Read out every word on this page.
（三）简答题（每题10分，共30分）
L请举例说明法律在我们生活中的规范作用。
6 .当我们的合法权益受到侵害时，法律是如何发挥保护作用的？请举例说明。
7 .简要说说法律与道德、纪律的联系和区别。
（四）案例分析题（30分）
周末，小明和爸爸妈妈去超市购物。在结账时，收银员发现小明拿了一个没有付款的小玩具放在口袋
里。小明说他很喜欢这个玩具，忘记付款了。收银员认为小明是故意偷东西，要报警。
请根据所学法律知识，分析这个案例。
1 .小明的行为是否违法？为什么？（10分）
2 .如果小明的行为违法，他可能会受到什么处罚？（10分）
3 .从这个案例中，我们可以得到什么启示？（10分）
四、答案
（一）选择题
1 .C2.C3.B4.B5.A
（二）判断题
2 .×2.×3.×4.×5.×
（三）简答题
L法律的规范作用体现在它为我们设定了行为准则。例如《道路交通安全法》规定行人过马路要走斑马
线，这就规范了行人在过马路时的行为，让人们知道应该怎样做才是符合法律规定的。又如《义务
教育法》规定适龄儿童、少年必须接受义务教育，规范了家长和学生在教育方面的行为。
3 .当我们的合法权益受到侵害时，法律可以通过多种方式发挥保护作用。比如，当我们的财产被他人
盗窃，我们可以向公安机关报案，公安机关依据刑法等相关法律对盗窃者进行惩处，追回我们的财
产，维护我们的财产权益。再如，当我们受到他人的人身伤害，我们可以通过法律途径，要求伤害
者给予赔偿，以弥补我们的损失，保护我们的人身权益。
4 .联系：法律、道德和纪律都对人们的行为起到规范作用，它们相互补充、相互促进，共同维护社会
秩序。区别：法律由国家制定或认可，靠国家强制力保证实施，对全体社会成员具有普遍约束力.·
---
▶ GIVEN REQUEST:
Return every line of the material exactly.

▶ TASK SOLUTION:
Read out every word on this page.
（三）简答题（每题10分，共30分）
L请举例说明法律在我们生活中的规范作用。
6 .当我们的合法权益受到侵害时，法律是如何发挥保护作用的？请举例说明。
7 .简要说说法律与道德、纪律的联系和区别。
（四）案例分析题（30分）
周末，小明和爸爸妈妈去超市购物。在结账时，收银员发现小明拿了一个没有付款的小玩具放在口袋
里。小明说他很喜欢这个玩具，忘记付款了。收银员认为小明是故意偷东西，要报警。
请根据所学法律知识，分析这个案例。
1 .小明的行为是否违法？为什么？（10分）
2 .如果小明的行为违法，他可能会受到什么处罚？（10分）
3 .从这个案例中，我们可以得到什么启示？（10分）
四、答案
（一）选择题
1 .C2.C3.B4.B5.A
（二）判断题
2 .×2.×3.×4.×5.×
（三）简答题
L法律的规范作用体现在它为我们设定了行为准则。例如《道路交通安全法》规定行人过马路要走斑马
线，这就规范了行人在过马路时的行为，让人们知道应该怎样做才是符合法律规定的。又如《义务
教育法》规定适龄儿童、少年必须接受义务教育，规范了家长和学生在教育方面的行为。
3 .当我们的合法权益受到侵害时，法律可以通过多种方式发挥保护作用。比如，当我们的财产被他人
盗窃，我们可以向公安机关报案，公安机关依据刑法等相关法律对盗窃者进行惩处，追回我们的财
产，维护我们的财产权益。再如，当我们受到他人的人身伤害，我们可以通过法律途径，要求伤害
者给予赔偿，以弥补我们的损失，保护我们的人身权益。
4 .联系：法律、道德和纪律都对人们的行为起到规范作用，它们相互补充、相互促进，共同维护社会
秩序。区别：法律由国家制定或认可，靠国家强制力保证实施，对全体社会成员具有普遍约束力.·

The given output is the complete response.